Will you give every entry again exactly as it stands?

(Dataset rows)
┌────────

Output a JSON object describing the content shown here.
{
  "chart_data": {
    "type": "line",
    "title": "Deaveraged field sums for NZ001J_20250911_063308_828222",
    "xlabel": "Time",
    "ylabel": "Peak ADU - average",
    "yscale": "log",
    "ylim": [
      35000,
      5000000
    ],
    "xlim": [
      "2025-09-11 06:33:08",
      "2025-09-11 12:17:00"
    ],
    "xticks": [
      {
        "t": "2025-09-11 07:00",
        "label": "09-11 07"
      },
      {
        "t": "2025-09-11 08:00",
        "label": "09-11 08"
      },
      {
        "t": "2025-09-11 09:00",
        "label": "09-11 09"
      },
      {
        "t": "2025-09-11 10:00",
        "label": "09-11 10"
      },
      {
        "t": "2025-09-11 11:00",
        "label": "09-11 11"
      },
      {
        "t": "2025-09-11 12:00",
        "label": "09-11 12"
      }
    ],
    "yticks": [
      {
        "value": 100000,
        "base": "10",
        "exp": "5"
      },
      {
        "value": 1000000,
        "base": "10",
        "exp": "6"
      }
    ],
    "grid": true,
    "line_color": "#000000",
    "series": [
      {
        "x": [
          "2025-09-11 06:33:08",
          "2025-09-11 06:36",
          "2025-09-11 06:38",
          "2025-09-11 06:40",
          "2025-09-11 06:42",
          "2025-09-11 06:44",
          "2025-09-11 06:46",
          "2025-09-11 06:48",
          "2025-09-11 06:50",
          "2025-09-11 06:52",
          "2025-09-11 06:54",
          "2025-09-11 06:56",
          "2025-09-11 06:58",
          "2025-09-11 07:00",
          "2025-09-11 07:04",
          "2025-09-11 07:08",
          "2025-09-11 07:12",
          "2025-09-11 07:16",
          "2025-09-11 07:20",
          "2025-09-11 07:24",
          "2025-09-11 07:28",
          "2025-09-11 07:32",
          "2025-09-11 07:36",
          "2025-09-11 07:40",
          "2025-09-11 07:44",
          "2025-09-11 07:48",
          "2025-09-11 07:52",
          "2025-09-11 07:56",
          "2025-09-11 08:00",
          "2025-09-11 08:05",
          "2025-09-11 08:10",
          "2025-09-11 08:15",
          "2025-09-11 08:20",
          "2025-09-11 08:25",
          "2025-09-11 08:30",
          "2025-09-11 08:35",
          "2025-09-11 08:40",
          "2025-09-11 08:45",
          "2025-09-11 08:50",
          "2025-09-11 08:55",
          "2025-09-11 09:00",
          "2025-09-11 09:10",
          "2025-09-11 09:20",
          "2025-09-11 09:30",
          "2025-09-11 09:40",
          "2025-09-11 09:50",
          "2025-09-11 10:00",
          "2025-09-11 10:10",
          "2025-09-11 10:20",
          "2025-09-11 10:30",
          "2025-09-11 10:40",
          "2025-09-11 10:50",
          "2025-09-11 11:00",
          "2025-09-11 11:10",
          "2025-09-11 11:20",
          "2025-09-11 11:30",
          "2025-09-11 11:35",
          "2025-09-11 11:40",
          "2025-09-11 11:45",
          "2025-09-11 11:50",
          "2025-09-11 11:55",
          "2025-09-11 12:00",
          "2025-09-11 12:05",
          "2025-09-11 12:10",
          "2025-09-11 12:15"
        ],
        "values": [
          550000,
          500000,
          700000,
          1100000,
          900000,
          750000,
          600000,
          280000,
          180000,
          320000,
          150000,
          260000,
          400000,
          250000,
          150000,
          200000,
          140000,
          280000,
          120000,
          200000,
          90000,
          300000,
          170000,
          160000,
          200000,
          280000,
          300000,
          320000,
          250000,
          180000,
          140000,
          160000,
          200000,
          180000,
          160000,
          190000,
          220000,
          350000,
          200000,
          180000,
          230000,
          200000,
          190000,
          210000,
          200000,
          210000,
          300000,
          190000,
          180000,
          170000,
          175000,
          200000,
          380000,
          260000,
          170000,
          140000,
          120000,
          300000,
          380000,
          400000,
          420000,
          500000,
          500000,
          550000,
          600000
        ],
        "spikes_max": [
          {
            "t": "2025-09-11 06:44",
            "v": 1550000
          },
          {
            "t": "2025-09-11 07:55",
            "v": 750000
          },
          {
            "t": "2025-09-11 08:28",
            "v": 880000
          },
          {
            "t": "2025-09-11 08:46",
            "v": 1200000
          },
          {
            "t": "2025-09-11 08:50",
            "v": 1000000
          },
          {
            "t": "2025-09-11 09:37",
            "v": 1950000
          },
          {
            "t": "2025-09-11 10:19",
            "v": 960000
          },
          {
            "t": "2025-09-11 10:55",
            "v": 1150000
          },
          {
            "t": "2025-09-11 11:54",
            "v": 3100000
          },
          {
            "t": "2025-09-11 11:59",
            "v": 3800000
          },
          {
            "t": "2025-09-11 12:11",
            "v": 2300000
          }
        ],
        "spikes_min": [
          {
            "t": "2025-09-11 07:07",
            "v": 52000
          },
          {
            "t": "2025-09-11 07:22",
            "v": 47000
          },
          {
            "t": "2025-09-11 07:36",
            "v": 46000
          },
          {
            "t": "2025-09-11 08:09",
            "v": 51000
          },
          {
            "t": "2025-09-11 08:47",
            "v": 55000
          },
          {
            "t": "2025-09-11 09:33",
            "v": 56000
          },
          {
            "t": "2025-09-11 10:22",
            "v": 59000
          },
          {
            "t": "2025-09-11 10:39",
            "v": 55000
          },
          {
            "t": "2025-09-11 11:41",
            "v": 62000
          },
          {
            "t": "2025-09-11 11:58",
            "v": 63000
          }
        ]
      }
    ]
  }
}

└────────

*Answer to the problem*:
Output a JSON object describing the content shown here.
{
  "chart_data": {
    "type": "line",
    "title": "Deaveraged field sums for NZ001J_20250911_063308_828222",
    "xlabel": "Time",
    "ylabel": "Peak ADU - average",
    "yscale": "log",
    "ylim": [
      35000,
      5000000
    ],
    "xlim": [
      "2025-09-11 06:33:08",
      "2025-09-11 12:17:00"
    ],
    "xticks": [
      {
        "t": "2025-09-11 07:00",
        "label": "09-11 07"
      },
      {
        "t": "2025-09-11 08:00",
        "label": "09-11 08"
      },
      {
        "t": "2025-09-11 09:00",
        "label": "09-11 09"
      },
      {
        "t": "2025-09-11 10:00",
        "label": "09-11 10"
      },
      {
        "t": "2025-09-11 11:00",
        "label": "09-11 11"
      },
      {
        "t": "2025-09-11 12:00",
        "label": "09-11 12"
      }
    ],
    "yticks": [
      {
        "value": 100000,
        "base": "10",
        "exp": "5"
      },
      {
        "value": 1000000,
        "base": "10",
        "exp": "6"
      }
    ],
    "grid": true,
    "line_color": "#000000",
    "series": [
      {
        "x": [
          "2025-09-11 06:33:08",
          "2025-09-11 06:36",
          "2025-09-11 06:38",
          "2025-09-11 06:40",
          "2025-09-11 06:42",
          "2025-09-11 06:44",
          "2025-09-11 06:46",
          "2025-09-11 06:48",
          "2025-09-11 06:50",
          "2025-09-11 06:52",
          "2025-09-11 06:54",
          "2025-09-11 06:56",
          "2025-09-11 06:58",
          "2025-09-11 07:00",
          "2025-09-11 07:04",
          "2025-09-11 07:08",
          "2025-09-11 07:12",
          "2025-09-11 07:16",
          "2025-09-11 07:20",
          "2025-09-11 07:24",
          "2025-09-11 07:28",
          "2025-09-11 07:32",
          "2025-09-11 07:36",
          "2025-09-11 07:40",
          "2025-09-11 07:44",
          "2025-09-11 07:48",
          "2025-09-11 07:52",
          "2025-09-11 07:56",
          "2025-09-11 08:00",
          "2025-09-11 08:05",
          "2025-09-11 08:10",
          "2025-09-11 08:15",
          "2025-09-11 08:20",
          "2025-09-11 08:25",
          "2025-09-11 08:30",
          "2025-09-11 08:35",
          "2025-09-11 08:40",
          "2025-09-11 08:45",
          "2025-09-11 08:50",
          "2025-09-11 08:55",
          "2025-09-11 09:00",
          "2025-09-11 09:10",
          "2025-09-11 09:20",
          "2025-09-11 09:30",
          "2025-09-11 09:40",
          "2025-09-11 09:50",
          "2025-09-11 10:00",
          "2025-09-11 10:10",
          "2025-09-11 10:20",
          "2025-09-11 10:30",
          "2025-09-11 10:40",
          "2025-09-11 10:50",
          "2025-09-11 11:00",
          "2025-09-11 11:10",
          "2025-09-11 11:20",
          "2025-09-11 11:30",
          "2025-09-11 11:35",
          "2025-09-11 11:40",
          "2025-09-11 11:45",
          "2025-09-11 11:50",
          "2025-09-11 11:55",
          "2025-09-11 12:00",
          "2025-09-11 12:05",
          "2025-09-11 12:10",
          "2025-09-11 12:15"
        ],
        "values": [
          550000,
          500000,
          700000,
          1100000,
          900000,
          750000,
          600000,
          280000,
          180000,
          320000,
          150000,
          260000,
          400000,
          250000,
          150000,
          200000,
          140000,
          280000,
          120000,
          200000,
          90000,
          300000,
          170000,
          160000,
          200000,
          280000,
          300000,
          320000,
          250000,
          180000,
          140000,
          160000,
          200000,
          180000,
          160000,
          190000,
          220000,
          350000,
          200000,
          180000,
          230000,
          200000,
          190000,
          210000,
          200000,
          210000,
          300000,
          190000,
          180000,
          170000,
          175000,
          200000,
          380000,
          260000,
          170000,
          140000,
          120000,
          300000,
          380000,
          400000,
          420000,
          500000,
          500000,
          550000,
          600000
        ],
        "spikes_max": [
          {
            "t": "2025-09-11 06:44",
            "v": 1550000
          },
          {
            "t": "2025-09-11 07:55",
            "v": 750000
          },
          {
            "t": "2025-09-11 08:28",
            "v": 880000
          },
          {
            "t": "2025-09-11 08:46",
            "v": 1200000
          },
          {
            "t": "2025-09-11 08:50",
            "v": 1000000
          },
          {
            "t": "2025-09-11 09:37",
            "v": 1950000
          },
          {
            "t": "2025-09-11 10:19",
            "v": 960000
          },
          {
            "t": "2025-09-11 10:55",
            "v": 1150000
          },
          {
            "t": "2025-09-11 11:54",
            "v": 3100000
          },
          {
            "t": "2025-09-11 11:59",
            "v": 3800000
          },
          {
            "t": "2025-09-11 12:11",
            "v": 2300000
          }
        ],
        "spikes_min": [
          {
            "t": "2025-09-11 07:07",
            "v": 52000
          },
          {
            "t": "2025-09-11 07:22",
            "v": 47000
          },
          {
            "t": "2025-09-11 07:36",
            "v": 46000
          },
          {
            "t": "2025-09-11 08:09",
            "v": 51000
          },
          {
            "t": "2025-09-11 08:47",
            "v": 55000
          },
          {
            "t": "2025-09-11 09:33",
            "v": 56000
          },
          {
            "t": "2025-09-11 10:22",
            "v": 59000
          },
          {
            "t": "2025-09-11 10:39",
            "v": 55000
          },
          {
            "t": "2025-09-11 11:41",
            "v": 62000
          },
          {
            "t": "2025-09-11 11:58",
            "v": 63000
          }
        ]
      }
    ]
  }
}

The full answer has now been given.